What is asked. Copy all lines that contain the word "Clear".

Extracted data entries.
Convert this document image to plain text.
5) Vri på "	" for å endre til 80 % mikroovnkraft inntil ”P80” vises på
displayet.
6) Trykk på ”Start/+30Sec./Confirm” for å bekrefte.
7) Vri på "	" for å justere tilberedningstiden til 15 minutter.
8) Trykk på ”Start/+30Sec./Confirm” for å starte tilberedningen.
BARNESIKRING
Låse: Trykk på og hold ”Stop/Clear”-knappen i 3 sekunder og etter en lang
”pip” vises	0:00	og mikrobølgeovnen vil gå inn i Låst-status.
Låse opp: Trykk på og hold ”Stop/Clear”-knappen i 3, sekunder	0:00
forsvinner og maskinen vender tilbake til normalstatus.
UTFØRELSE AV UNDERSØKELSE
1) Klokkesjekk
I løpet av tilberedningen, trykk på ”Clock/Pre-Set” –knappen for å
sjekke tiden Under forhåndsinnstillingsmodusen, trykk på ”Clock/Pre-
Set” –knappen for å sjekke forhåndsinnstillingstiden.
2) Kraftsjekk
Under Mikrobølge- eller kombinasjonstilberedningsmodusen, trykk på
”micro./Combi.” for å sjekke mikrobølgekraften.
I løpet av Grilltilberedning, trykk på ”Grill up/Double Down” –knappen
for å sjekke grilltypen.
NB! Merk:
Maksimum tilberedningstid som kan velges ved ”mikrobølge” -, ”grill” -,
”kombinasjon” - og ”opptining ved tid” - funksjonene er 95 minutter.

---

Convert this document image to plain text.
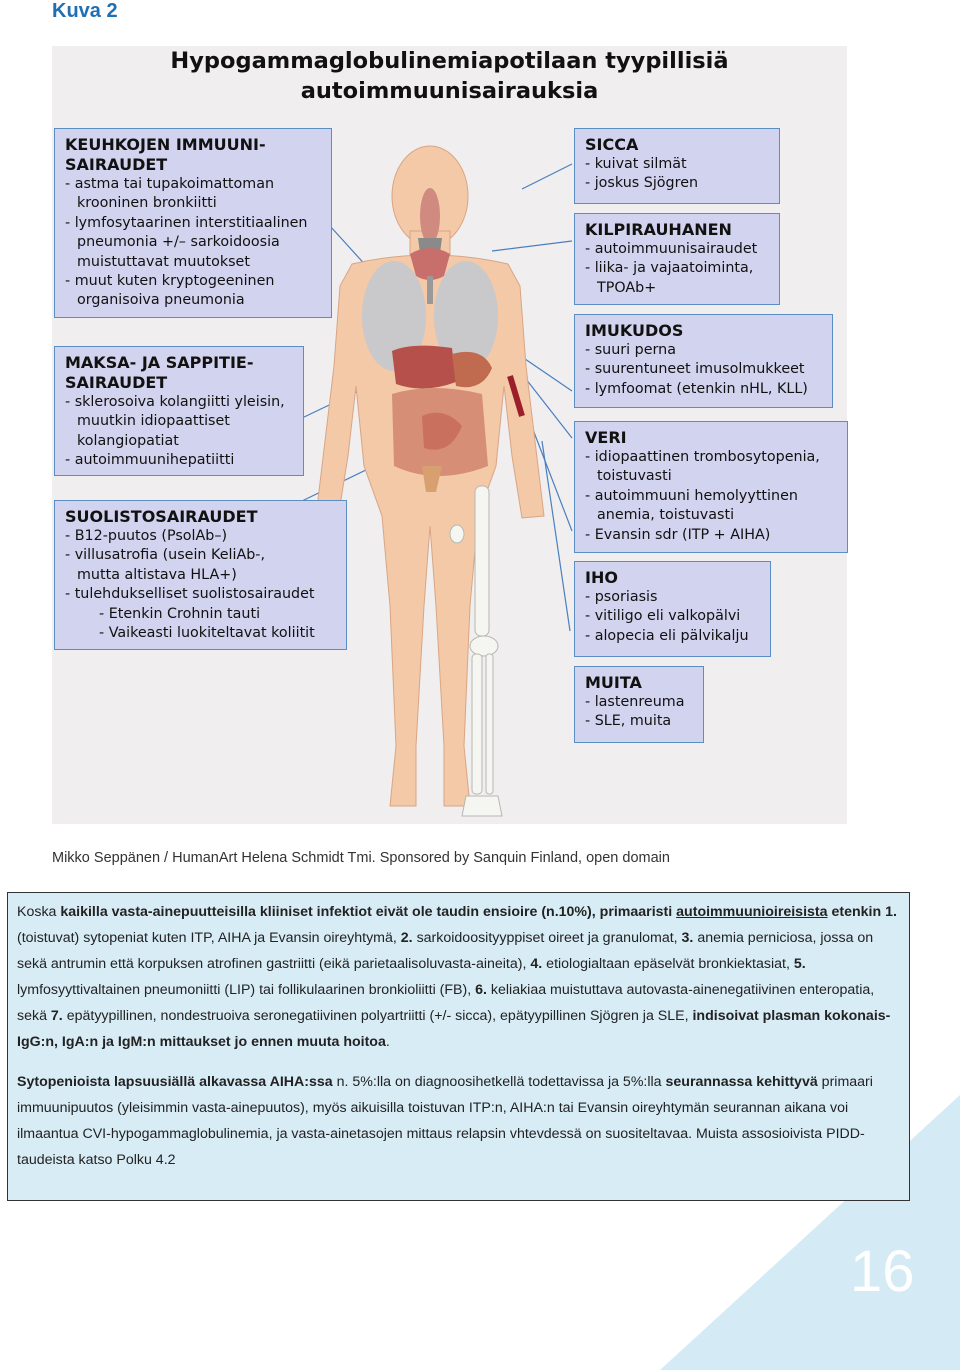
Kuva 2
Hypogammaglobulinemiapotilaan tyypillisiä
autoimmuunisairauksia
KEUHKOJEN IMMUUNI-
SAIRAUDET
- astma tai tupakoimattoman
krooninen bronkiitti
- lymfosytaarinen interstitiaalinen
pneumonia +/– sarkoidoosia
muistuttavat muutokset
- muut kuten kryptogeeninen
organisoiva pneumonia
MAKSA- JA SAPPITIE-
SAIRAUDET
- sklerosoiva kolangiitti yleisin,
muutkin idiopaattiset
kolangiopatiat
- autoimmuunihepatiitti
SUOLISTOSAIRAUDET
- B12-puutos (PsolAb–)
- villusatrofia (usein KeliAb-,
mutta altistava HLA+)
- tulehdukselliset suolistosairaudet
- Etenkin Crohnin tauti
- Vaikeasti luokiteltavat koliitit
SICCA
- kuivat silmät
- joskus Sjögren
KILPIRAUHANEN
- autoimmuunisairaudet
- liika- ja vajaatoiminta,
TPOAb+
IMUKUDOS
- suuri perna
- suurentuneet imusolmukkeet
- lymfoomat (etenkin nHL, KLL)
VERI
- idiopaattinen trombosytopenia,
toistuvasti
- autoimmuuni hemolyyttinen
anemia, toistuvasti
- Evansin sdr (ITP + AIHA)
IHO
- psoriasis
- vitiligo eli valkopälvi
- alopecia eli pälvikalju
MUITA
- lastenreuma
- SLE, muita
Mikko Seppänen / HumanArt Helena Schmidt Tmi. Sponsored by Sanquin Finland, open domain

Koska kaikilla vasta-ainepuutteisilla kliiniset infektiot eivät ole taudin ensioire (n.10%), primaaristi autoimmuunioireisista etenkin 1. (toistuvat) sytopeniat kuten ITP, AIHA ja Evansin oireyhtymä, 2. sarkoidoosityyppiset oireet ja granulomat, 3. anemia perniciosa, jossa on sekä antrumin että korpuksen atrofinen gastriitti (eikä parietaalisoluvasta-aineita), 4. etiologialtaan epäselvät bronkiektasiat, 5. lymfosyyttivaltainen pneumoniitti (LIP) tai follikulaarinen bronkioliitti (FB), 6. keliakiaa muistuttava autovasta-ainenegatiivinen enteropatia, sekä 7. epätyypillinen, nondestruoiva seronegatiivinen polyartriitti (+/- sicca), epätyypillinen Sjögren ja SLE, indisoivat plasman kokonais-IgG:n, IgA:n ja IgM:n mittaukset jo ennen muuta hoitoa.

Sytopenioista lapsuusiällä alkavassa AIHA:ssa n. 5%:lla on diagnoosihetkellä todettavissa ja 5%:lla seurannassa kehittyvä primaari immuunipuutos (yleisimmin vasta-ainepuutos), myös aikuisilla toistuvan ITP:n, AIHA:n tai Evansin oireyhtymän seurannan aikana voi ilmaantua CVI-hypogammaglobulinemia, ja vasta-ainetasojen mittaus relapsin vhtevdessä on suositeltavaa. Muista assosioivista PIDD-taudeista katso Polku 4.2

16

* * *

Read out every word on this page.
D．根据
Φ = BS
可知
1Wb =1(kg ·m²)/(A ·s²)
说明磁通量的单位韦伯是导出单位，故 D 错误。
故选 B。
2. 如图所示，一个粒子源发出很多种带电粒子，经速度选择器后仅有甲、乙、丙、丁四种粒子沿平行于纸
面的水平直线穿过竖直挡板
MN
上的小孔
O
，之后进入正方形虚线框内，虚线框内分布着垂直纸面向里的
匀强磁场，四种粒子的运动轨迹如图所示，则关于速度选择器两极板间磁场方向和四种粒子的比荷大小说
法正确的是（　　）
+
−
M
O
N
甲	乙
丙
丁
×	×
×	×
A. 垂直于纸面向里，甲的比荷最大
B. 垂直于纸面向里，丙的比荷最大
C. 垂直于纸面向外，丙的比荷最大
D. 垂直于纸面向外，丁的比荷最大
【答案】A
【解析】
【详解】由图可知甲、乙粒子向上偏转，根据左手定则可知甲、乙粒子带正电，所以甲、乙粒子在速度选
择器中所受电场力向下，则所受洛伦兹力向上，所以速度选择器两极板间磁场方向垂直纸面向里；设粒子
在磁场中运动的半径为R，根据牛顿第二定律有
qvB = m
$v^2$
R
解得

Finished exercise.
Låse: Trykk på og hold ”Stop/Clear”-knappen i 3 sekunder og etter en lang
Låse opp: Trykk på og hold ”Stop/Clear”-knappen i 3, sekunder	0:00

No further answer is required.